■ What you will do: Recast the records, from the first line through the line containing "right-series-obs-line (894, 397, 1447, 1005)" inclusive, as a Markdown table with the columns Row and Line, leaving out any blank lines.

* Start *

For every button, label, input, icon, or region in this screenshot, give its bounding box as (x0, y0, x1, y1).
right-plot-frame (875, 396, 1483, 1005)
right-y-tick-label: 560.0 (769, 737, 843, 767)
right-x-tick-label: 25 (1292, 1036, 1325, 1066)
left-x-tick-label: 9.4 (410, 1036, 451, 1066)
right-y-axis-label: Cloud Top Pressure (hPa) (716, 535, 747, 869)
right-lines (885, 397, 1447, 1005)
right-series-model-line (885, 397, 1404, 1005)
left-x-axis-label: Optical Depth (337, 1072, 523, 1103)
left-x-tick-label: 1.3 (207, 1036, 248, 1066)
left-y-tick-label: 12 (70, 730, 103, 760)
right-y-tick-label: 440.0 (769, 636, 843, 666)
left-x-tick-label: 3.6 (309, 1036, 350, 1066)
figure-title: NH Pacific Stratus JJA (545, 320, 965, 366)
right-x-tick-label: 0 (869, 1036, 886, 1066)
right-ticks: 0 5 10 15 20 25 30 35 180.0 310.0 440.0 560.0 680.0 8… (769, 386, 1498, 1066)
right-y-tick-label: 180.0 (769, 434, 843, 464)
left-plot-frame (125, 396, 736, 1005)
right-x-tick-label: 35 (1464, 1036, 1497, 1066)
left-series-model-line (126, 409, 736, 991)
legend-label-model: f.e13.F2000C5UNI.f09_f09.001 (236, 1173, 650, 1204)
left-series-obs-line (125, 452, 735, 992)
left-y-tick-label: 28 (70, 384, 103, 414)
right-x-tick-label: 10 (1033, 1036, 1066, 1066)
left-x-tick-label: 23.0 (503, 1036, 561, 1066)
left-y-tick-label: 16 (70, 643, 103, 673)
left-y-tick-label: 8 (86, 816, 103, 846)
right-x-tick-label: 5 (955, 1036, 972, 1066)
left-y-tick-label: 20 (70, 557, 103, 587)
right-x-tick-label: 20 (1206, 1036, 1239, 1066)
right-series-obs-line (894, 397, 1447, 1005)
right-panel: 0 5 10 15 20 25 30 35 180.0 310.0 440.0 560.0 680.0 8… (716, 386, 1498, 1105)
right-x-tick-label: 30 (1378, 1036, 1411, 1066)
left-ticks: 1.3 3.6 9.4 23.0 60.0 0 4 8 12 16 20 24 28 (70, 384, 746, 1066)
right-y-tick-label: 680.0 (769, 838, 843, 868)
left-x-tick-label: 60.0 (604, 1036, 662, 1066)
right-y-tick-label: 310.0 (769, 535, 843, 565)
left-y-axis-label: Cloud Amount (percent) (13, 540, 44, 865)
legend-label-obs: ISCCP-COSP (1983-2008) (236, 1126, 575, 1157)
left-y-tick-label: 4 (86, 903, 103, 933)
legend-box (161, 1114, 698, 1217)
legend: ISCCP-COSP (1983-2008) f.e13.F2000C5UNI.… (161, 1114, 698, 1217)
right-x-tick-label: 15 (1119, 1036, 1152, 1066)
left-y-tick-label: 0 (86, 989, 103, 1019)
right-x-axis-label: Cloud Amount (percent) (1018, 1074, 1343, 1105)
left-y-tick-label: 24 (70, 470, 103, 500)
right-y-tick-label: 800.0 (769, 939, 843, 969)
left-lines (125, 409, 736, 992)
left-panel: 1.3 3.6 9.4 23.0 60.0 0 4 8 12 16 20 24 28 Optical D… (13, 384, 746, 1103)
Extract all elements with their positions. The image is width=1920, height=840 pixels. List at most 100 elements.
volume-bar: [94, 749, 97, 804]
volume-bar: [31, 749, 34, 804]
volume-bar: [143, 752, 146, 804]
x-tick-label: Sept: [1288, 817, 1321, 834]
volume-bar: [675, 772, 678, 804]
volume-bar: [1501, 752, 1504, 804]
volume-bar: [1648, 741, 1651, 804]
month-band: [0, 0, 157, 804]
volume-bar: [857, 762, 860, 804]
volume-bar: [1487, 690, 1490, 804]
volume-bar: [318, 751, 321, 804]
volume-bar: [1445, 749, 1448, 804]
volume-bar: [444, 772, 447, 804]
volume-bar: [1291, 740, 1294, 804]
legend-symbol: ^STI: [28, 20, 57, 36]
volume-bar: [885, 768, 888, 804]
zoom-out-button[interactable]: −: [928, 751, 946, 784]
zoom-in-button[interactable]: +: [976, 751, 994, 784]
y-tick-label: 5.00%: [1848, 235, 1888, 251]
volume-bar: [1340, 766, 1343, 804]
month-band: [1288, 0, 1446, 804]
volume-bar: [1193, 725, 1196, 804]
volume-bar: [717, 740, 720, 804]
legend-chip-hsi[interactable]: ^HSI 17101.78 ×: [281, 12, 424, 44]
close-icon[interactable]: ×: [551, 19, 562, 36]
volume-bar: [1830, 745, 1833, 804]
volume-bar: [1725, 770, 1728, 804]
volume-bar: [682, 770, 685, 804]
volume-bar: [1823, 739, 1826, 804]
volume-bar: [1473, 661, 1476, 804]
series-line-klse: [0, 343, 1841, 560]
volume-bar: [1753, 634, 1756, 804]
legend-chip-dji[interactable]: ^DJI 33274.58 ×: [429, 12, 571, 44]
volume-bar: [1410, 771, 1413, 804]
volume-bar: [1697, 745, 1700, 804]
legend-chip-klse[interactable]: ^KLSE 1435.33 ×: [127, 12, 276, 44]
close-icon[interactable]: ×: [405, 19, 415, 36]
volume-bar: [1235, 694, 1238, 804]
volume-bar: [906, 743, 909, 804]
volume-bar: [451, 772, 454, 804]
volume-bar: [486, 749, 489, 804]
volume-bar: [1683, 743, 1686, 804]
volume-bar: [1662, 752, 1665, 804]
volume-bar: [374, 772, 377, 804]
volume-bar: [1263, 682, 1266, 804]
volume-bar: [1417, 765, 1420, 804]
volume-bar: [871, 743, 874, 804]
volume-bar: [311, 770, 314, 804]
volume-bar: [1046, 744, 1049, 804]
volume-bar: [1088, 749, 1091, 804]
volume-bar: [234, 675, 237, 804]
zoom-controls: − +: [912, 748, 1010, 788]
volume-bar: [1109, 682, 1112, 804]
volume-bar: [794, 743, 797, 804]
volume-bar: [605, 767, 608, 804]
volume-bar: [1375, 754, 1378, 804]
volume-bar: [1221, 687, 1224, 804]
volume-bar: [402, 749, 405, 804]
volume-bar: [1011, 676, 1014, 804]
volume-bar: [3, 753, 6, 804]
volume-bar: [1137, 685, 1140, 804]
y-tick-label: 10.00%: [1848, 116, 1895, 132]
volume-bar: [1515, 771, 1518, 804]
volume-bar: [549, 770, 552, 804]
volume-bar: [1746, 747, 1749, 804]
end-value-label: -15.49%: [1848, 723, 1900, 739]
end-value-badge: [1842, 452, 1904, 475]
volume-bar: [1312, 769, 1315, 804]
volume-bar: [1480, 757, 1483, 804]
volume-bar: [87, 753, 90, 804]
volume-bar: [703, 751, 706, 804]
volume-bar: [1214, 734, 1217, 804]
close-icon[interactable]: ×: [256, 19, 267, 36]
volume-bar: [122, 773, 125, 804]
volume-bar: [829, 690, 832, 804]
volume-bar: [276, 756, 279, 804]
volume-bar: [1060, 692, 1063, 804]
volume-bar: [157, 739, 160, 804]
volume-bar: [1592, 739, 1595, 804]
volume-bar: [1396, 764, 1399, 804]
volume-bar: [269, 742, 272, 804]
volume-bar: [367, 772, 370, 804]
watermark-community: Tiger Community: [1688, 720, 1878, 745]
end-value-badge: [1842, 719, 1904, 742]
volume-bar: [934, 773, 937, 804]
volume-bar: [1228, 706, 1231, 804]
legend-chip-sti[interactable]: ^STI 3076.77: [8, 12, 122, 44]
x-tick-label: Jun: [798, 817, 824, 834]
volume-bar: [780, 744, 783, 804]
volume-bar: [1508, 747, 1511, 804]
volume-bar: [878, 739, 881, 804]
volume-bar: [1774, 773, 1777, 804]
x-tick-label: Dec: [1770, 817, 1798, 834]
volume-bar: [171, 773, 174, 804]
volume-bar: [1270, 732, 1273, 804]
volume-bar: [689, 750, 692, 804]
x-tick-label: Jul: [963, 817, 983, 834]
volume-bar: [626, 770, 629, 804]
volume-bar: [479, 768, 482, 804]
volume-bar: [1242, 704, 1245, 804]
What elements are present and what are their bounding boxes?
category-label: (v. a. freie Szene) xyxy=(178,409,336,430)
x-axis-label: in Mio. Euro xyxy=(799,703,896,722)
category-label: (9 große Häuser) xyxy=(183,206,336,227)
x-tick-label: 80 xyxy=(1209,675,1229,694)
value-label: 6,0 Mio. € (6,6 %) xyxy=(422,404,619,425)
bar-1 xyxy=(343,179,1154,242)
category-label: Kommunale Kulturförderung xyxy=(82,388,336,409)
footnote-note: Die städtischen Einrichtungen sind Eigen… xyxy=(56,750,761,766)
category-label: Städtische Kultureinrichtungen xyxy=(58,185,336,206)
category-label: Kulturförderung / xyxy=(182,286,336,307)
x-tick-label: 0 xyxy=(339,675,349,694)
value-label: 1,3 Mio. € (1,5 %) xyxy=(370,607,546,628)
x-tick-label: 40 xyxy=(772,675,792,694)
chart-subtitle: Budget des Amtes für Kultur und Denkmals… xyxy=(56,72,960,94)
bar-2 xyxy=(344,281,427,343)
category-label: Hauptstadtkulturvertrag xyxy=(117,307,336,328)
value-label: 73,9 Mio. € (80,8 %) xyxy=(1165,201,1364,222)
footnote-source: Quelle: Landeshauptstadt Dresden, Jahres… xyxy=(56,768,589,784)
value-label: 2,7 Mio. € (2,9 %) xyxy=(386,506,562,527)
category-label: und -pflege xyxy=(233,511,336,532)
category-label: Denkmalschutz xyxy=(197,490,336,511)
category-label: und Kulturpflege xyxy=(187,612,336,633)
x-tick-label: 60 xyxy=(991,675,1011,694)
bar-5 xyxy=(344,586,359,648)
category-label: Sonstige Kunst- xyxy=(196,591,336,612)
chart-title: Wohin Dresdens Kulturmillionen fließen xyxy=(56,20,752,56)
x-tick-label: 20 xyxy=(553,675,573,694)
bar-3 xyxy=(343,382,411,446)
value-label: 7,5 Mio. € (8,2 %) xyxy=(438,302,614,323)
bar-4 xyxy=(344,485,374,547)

* End *

■ Task solution:
| Row | Line |
|---|---|
| 1 | For every button, label, input, icon, or region in this screenshot, give its bounding box as (x0, y0, x1, y1). |
| 2 | right-plot-frame (875, 396, 1483, 1005) |
| 3 | right-y-tick-label: 560.0 (769, 737, 843, 767) |
| 4 | right-x-tick-label: 25 (1292, 1036, 1325, 1066) |
| 5 | left-x-tick-label: 9.4 (410, 1036, 451, 1066) |
| 6 | right-y-axis-label: Cloud Top Pressure (hPa) (716, 535, 747, 869) |
| 7 | right-lines (885, 397, 1447, 1005) |
| 8 | right-series-model-line (885, 397, 1404, 1005) |
| 9 | left-x-axis-label: Optical Depth (337, 1072, 523, 1103) |
| 10 | left-x-tick-label: 1.3 (207, 1036, 248, 1066) |
| 11 | left-y-tick-label: 12 (70, 730, 103, 760) |
| 12 | right-y-tick-label: 440.0 (769, 636, 843, 666) |
| 13 | left-x-tick-label: 3.6 (309, 1036, 350, 1066) |
| 14 | figure-title: NH Pacific Stratus JJA (545, 320, 965, 366) |
| 15 | right-x-tick-label: 0 (869, 1036, 886, 1066) |
| 16 | right-ticks: 0 5 10 15 20 25 30 35 180.0 310.0 440.0 560.0 680.0 8… (769, 386, 1498, 1066) |
| 17 | right-y-tick-label: 180.0 (769, 434, 843, 464) |
| 18 | left-plot-frame (125, 396, 736, 1005) |
| 19 | right-x-tick-label: 35 (1464, 1036, 1497, 1066) |
| 20 | left-series-model-line (126, 409, 736, 991) |
| 21 | legend-label-model: f.e13.F2000C5UNI.f09_f09.001 (236, 1173, 650, 1204) |
| 22 | left-series-obs-line (125, 452, 735, 992) |
| 23 | left-y-tick-label: 28 (70, 384, 103, 414) |
| 24 | right-x-tick-label: 10 (1033, 1036, 1066, 1066) |
| 25 | left-x-tick-label: 23.0 (503, 1036, 561, 1066) |
| 26 | left-y-tick-label: 16 (70, 643, 103, 673) |
| 27 | left-y-tick-label: 8 (86, 816, 103, 846) |
| 28 | right-x-tick-label: 5 (955, 1036, 972, 1066) |
| 29 | left-y-tick-label: 20 (70, 557, 103, 587) |
| 30 | right-x-tick-label: 20 (1206, 1036, 1239, 1066) |
| 31 | right-series-obs-line (894, 397, 1447, 1005) |